## START

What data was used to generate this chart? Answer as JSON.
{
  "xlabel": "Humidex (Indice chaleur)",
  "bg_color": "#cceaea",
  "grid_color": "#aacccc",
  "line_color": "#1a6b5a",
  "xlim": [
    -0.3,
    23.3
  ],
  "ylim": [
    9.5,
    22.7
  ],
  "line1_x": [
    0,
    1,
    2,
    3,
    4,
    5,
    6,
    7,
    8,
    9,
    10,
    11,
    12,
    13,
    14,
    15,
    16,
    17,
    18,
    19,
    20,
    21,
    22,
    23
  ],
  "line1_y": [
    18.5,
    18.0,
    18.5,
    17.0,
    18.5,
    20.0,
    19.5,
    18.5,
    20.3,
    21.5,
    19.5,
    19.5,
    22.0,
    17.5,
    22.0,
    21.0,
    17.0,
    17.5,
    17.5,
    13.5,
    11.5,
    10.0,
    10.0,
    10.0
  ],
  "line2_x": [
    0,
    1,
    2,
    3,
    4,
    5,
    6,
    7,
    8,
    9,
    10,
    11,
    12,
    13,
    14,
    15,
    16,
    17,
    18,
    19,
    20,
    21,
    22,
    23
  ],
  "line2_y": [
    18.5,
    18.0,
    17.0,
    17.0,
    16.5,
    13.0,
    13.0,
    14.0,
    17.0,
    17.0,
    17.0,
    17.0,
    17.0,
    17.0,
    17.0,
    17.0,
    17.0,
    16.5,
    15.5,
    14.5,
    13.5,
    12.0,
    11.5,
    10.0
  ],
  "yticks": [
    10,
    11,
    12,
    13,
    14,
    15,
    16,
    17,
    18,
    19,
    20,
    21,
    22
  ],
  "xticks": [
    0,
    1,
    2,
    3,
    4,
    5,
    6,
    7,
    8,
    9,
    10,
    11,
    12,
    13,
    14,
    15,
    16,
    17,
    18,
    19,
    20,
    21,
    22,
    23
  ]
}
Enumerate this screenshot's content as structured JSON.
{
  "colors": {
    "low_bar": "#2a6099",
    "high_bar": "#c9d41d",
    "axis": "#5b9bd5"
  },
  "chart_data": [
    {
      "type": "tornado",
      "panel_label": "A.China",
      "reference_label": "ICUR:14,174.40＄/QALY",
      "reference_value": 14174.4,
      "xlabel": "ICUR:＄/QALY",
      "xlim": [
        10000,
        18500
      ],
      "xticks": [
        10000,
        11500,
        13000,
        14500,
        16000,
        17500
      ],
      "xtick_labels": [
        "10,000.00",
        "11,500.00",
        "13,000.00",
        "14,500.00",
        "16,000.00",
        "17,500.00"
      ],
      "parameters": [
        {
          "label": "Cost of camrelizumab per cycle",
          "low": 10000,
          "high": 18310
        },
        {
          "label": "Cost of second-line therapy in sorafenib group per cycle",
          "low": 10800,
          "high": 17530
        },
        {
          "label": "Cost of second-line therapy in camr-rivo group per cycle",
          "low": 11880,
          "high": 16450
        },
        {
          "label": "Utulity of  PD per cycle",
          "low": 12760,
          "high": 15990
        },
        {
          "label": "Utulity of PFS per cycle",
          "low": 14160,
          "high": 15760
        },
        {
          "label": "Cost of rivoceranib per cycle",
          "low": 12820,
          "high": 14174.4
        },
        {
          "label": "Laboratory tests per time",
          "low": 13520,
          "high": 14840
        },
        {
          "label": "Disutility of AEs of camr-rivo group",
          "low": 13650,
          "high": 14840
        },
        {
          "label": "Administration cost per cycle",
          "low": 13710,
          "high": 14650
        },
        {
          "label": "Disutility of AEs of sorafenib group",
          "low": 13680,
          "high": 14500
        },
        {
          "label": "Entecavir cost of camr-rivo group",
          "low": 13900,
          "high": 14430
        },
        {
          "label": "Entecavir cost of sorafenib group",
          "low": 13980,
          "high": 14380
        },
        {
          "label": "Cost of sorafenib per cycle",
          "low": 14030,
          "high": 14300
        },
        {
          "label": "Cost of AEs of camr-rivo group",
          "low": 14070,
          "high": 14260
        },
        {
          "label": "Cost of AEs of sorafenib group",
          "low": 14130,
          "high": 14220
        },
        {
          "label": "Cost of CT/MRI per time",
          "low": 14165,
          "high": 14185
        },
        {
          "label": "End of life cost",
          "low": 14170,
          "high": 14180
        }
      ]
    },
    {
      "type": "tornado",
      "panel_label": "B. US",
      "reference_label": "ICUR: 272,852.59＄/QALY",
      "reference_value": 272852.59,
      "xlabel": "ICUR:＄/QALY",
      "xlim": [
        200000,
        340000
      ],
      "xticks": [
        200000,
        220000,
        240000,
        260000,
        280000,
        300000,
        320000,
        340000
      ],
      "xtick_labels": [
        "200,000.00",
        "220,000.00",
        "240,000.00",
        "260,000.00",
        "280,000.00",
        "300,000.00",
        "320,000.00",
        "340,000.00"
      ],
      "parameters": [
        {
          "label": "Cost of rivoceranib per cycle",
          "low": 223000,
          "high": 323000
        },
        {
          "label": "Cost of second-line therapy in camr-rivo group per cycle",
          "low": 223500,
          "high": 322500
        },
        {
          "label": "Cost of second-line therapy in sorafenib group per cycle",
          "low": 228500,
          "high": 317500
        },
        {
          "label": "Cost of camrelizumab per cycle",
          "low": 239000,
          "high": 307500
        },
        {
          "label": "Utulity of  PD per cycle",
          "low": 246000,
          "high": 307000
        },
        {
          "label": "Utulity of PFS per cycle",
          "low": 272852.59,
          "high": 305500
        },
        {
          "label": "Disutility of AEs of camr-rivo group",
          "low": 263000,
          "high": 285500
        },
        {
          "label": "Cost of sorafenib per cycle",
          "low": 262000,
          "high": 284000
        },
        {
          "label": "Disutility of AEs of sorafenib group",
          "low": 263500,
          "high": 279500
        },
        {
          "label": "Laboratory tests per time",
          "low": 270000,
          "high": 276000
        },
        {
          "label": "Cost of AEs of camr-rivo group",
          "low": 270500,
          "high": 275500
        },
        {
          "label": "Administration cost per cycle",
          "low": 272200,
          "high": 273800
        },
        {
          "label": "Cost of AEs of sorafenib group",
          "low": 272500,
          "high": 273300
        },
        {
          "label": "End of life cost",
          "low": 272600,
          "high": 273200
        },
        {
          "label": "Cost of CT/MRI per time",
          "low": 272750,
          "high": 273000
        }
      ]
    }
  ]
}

## END

(EXERCISE):
Go through the records and print each one exactly.

(COMPLETED EXERCISE):
What data was used to generate this chart? Answer as JSON.
{
  "xlabel": "Humidex (Indice chaleur)",
  "bg_color": "#cceaea",
  "grid_color": "#aacccc",
  "line_color": "#1a6b5a",
  "xlim": [
    -0.3,
    23.3
  ],
  "ylim": [
    9.5,
    22.7
  ],
  "line1_x": [
    0,
    1,
    2,
    3,
    4,
    5,
    6,
    7,
    8,
    9,
    10,
    11,
    12,
    13,
    14,
    15,
    16,
    17,
    18,
    19,
    20,
    21,
    22,
    23
  ],
  "line1_y": [
    18.5,
    18.0,
    18.5,
    17.0,
    18.5,
    20.0,
    19.5,
    18.5,
    20.3,
    21.5,
    19.5,
    19.5,
    22.0,
    17.5,
    22.0,
    21.0,
    17.0,
    17.5,
    17.5,
    13.5,
    11.5,
    10.0,
    10.0,
    10.0
  ],
  "line2_x": [
    0,
    1,
    2,
    3,
    4,
    5,
    6,
    7,
    8,
    9,
    10,
    11,
    12,
    13,
    14,
    15,
    16,
    17,
    18,
    19,
    20,
    21,
    22,
    23
  ],
  "line2_y": [
    18.5,
    18.0,
    17.0,
    17.0,
    16.5,
    13.0,
    13.0,
    14.0,
    17.0,
    17.0,
    17.0,
    17.0,
    17.0,
    17.0,
    17.0,
    17.0,
    17.0,
    16.5,
    15.5,
    14.5,
    13.5,
    12.0,
    11.5,
    10.0
  ],
  "yticks": [
    10,
    11,
    12,
    13,
    14,
    15,
    16,
    17,
    18,
    19,
    20,
    21,
    22
  ],
  "xticks": [
    0,
    1,
    2,
    3,
    4,
    5,
    6,
    7,
    8,
    9,
    10,
    11,
    12,
    13,
    14,
    15,
    16,
    17,
    18,
    19,
    20,
    21,
    22,
    23
  ]
}
Enumerate this screenshot's content as structured JSON.
{
  "colors": {
    "low_bar": "#2a6099",
    "high_bar": "#c9d41d",
    "axis": "#5b9bd5"
  },
  "chart_data": [
    {
      "type": "tornado",
      "panel_label": "A.China",
      "reference_label": "ICUR:14,174.40＄/QALY",
      "reference_value": 14174.4,
      "xlabel": "ICUR:＄/QALY",
      "xlim": [
        10000,
        18500
      ],
      "xticks": [
        10000,
        11500,
        13000,
        14500,
        16000,
        17500
      ],
      "xtick_labels": [
        "10,000.00",
        "11,500.00",
        "13,000.00",
        "14,500.00",
        "16,000.00",
        "17,500.00"
      ],
      "parameters": [
        {
          "label": "Cost of camrelizumab per cycle",
          "low": 10000,
          "high": 18310
        },
        {
          "label": "Cost of second-line therapy in sorafenib group per cycle",
          "low": 10800,
          "high": 17530
        },
        {
          "label": "Cost of second-line therapy in camr-rivo group per cycle",
          "low": 11880,
          "high": 16450
        },
        {
          "label": "Utulity of  PD per cycle",
          "low": 12760,
          "high": 15990
        },
        {
          "label": "Utulity of PFS per cycle",
          "low": 14160,
          "high": 15760
        },
        {
          "label": "Cost of rivoceranib per cycle",
          "low": 12820,
          "high": 14174.4
        },
        {
          "label": "Laboratory tests per time",
          "low": 13520,
          "high": 14840
        },
        {
          "label": "Disutility of AEs of camr-rivo group",
          "low": 13650,
          "high": 14840
        },
        {
          "label": "Administration cost per cycle",
          "low": 13710,
          "high": 14650
        },
        {
          "label": "Disutility of AEs of sorafenib group",
          "low": 13680,
          "high": 14500
        },
        {
          "label": "Entecavir cost of camr-rivo group",
          "low": 13900,
          "high": 14430
        },
        {
          "label": "Entecavir cost of sorafenib group",
          "low": 13980,
          "high": 14380
        },
        {
          "label": "Cost of sorafenib per cycle",
          "low": 14030,
          "high": 14300
        },
        {
          "label": "Cost of AEs of camr-rivo group",
          "low": 14070,
          "high": 14260
        },
        {
          "label": "Cost of AEs of sorafenib group",
          "low": 14130,
          "high": 14220
        },
        {
          "label": "Cost of CT/MRI per time",
          "low": 14165,
          "high": 14185
        },
        {
          "label": "End of life cost",
          "low": 14170,
          "high": 14180
        }
      ]
    },
    {
      "type": "tornado",
      "panel_label": "B. US",
      "reference_label": "ICUR: 272,852.59＄/QALY",
      "reference_value": 272852.59,
      "xlabel": "ICUR:＄/QALY",
      "xlim": [
        200000,
        340000
      ],
      "xticks": [
        200000,
        220000,
        240000,
        260000,
        280000,
        300000,
        320000,
        340000
      ],
      "xtick_labels": [
        "200,000.00",
        "220,000.00",
        "240,000.00",
        "260,000.00",
        "280,000.00",
        "300,000.00",
        "320,000.00",
        "340,000.00"
      ],
      "parameters": [
        {
          "label": "Cost of rivoceranib per cycle",
          "low": 223000,
          "high": 323000
        },
        {
          "label": "Cost of second-line therapy in camr-rivo group per cycle",
          "low": 223500,
          "high": 322500
        },
        {
          "label": "Cost of second-line therapy in sorafenib group per cycle",
          "low": 228500,
          "high": 317500
        },
        {
          "label": "Cost of camrelizumab per cycle",
          "low": 239000,
          "high": 307500
        },
        {
          "label": "Utulity of  PD per cycle",
          "low": 246000,
          "high": 307000
        },
        {
          "label": "Utulity of PFS per cycle",
          "low": 272852.59,
          "high": 305500
        },
        {
          "label": "Disutility of AEs of camr-rivo group",
          "low": 263000,
          "high": 285500
        },
        {
          "label": "Cost of sorafenib per cycle",
          "low": 262000,
          "high": 284000
        },
        {
          "label": "Disutility of AEs of sorafenib group",
          "low": 263500,
          "high": 279500
        },
        {
          "label": "Laboratory tests per time",
          "low": 270000,
          "high": 276000
        },
        {
          "label": "Cost of AEs of camr-rivo group",
          "low": 270500,
          "high": 275500
        },
        {
          "label": "Administration cost per cycle",
          "low": 272200,
          "high": 273800
        },
        {
          "label": "Cost of AEs of sorafenib group",
          "low": 272500,
          "high": 273300
        },
        {
          "label": "End of life cost",
          "low": 272600,
          "high": 273200
        },
        {
          "label": "Cost of CT/MRI per time",
          "low": 272750,
          "high": 273000
        }
      ]
    }
  ]
}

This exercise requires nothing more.